# [Tugas singkat 1]
Ketik ulang bagian tulisan tentang belajar bahasa asing, mulai dari "Jumat, 31 Agustus" sampai "ketika libur kuliah.".

# [Teks sumber]
Jumat, 31 Agustus 2018

Bahasa-bahasa yang Terpikir untuk Dipelajari (1)

Minat untuk mempelajari bahasa asing baru muncul beberapa tahun belakangan ini. Sebelumnya saya heran dengan orang yang punya minat belajar berbagai bahasa asing. Bagi saya sendiri, bahasa Inggris sudah cukup. Dari SD sampai kuliah saya mendapatkan pelajaran bahasa Inggris secara formal, tetapi saya tidak kunjung menguasainya (selipkan emoji tertawa sambil menangis). Hampir seumur hidup saya tinggal di Bandung, tetapi saya kagok berbicara bahasa Sunda. Lima tahun lebih tinggal di Jogja tidak membuat saya fasih berbahasa Jawa. Boro-boro bahasa Arab, walaupun selama beberapa tahun saya mendapatkan pelajarannya di SD dan SMP serta pernah mengambil kursus singkat ketika libur kuliah.

Bahasa yang paling saya kuasai mestilah bahasa Indonesia. Selain karena itu bahasa sehari-hari saya, saya juga senang membaca sehingga mungkin secara automatis tata bahasanya terserap ke dalam otak saya, walau ketika menulis tetap saja saya masih harus mengecek Kamus Besar Bahasa Indonesia serta Ejaan yang Disempurnakan. Tetapi untuk bahasa-bahasa lainnya, tampaknya saya tidak punya bakat alami atau cukup minat untuk mengembangkannya. Selain itu, agaknya belajar bahasa baru benar-benar efektif jika kita menggunakannya dalam pergaulan sehari-hari, misalnya dengan melancong atau studi ke luar negeri, atau entah bagaimana caranya punya teman-teman asing. Sementara itu, saya tidak ada keinginan kuat untuk ke luar negeri dan pergaulan saya terbatas.

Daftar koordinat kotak
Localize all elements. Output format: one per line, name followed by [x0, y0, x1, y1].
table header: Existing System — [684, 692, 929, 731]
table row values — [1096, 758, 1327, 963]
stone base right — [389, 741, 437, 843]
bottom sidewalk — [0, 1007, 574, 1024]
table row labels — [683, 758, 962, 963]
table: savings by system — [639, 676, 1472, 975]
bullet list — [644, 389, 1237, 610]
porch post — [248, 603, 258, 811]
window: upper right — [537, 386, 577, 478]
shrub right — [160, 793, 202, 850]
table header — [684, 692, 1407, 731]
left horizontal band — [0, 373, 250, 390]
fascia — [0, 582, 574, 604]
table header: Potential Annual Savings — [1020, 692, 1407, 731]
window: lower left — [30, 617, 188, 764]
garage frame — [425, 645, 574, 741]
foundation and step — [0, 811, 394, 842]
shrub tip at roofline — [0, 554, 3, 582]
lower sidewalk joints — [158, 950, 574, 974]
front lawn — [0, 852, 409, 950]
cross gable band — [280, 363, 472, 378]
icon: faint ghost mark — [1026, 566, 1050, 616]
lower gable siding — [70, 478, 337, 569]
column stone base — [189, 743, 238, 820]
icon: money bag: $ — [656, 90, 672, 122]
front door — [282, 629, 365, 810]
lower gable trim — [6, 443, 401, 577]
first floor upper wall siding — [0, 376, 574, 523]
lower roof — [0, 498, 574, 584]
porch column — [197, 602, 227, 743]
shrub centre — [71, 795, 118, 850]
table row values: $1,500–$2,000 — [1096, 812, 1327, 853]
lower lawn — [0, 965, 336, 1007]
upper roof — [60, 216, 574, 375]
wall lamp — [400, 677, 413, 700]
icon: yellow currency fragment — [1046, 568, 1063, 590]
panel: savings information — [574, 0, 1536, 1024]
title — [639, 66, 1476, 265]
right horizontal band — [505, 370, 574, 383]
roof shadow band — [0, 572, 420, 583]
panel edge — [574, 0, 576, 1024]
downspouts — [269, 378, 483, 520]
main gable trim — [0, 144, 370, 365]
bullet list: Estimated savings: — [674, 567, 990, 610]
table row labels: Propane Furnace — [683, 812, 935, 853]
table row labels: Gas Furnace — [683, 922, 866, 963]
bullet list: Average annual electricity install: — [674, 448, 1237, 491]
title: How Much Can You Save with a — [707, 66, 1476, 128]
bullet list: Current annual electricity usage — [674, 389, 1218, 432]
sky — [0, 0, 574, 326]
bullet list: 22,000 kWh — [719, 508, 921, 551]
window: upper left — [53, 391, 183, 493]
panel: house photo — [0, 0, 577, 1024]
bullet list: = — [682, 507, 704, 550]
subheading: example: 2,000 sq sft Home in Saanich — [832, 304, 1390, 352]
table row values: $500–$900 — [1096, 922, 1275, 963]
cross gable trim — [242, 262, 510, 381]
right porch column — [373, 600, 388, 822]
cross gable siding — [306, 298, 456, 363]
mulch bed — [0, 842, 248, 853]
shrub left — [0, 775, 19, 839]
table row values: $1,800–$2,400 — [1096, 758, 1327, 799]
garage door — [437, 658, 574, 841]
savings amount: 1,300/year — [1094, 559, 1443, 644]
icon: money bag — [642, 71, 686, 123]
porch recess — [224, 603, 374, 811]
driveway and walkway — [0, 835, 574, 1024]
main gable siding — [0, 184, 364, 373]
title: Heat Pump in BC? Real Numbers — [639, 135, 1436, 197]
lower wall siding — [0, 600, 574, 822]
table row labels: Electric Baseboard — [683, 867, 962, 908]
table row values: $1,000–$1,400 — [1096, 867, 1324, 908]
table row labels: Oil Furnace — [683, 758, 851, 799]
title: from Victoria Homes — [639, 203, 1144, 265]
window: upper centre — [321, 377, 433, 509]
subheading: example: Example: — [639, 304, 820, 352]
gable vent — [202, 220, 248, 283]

# [Tugas singkat 2]
Masukkan baris-baris catatan, dari awal catatan sampai baris yang memuat "icon: money bag: $ — [656, 90, 672, 122]" (baris itu ikut), ke dalam tabel Markdown dengan kolom No dan Isi. Lewati baris kosong.

# [Hasil tugas 1]
Jumat, 31 Agustus 2018

Bahasa-bahasa yang Terpikir untuk Dipelajari (1)

Minat untuk mempelajari bahasa asing baru muncul beberapa tahun belakangan ini. Sebelumnya saya heran dengan orang yang punya minat belajar berbagai bahasa asing. Bagi saya sendiri, bahasa Inggris sudah cukup. Dari SD sampai kuliah saya mendapatkan pelajaran bahasa Inggris secara formal, tetapi saya tidak kunjung menguasainya (selipkan emoji tertawa sambil menangis). Hampir seumur hidup saya tinggal di Bandung, tetapi saya kagok berbicara bahasa Sunda. Lima tahun lebih tinggal di Jogja tidak membuat saya fasih berbahasa Jawa. Boro-boro bahasa Arab, walaupun selama beberapa tahun saya mendapatkan pelajarannya di SD dan SMP serta pernah mengambil kursus singkat ketika libur kuliah.

# [Hasil tugas 2]
| No | Isi |
|---|---|
| 1 | Localize all elements. Output format: one per line, name followed by [x0, y0, x1, y1]. |
| 2 | table header: Existing System — [684, 692, 929, 731] |
| 3 | table row values — [1096, 758, 1327, 963] |
| 4 | stone base right — [389, 741, 437, 843] |
| 5 | bottom sidewalk — [0, 1007, 574, 1024] |
| 6 | table row labels — [683, 758, 962, 963] |
| 7 | table: savings by system — [639, 676, 1472, 975] |
| 8 | bullet list — [644, 389, 1237, 610] |
| 9 | porch post — [248, 603, 258, 811] |
| 10 | window: upper right — [537, 386, 577, 478] |
| 11 | shrub right — [160, 793, 202, 850] |
| 12 | table header — [684, 692, 1407, 731] |
| 13 | left horizontal band — [0, 373, 250, 390] |
| 14 | fascia — [0, 582, 574, 604] |
| 15 | table header: Potential Annual Savings — [1020, 692, 1407, 731] |
| 16 | window: lower left — [30, 617, 188, 764] |
| 17 | garage frame — [425, 645, 574, 741] |
| 18 | foundation and step — [0, 811, 394, 842] |
| 19 | shrub tip at roofline — [0, 554, 3, 582] |
| 20 | lower sidewalk joints — [158, 950, 574, 974] |
| 21 | front lawn — [0, 852, 409, 950] |
| 22 | cross gable band — [280, 363, 472, 378] |
| 23 | icon: faint ghost mark — [1026, 566, 1050, 616] |
| 24 | lower gable siding — [70, 478, 337, 569] |
| 25 | column stone base — [189, 743, 238, 820] |
| 26 | icon: money bag: $ — [656, 90, 672, 122] |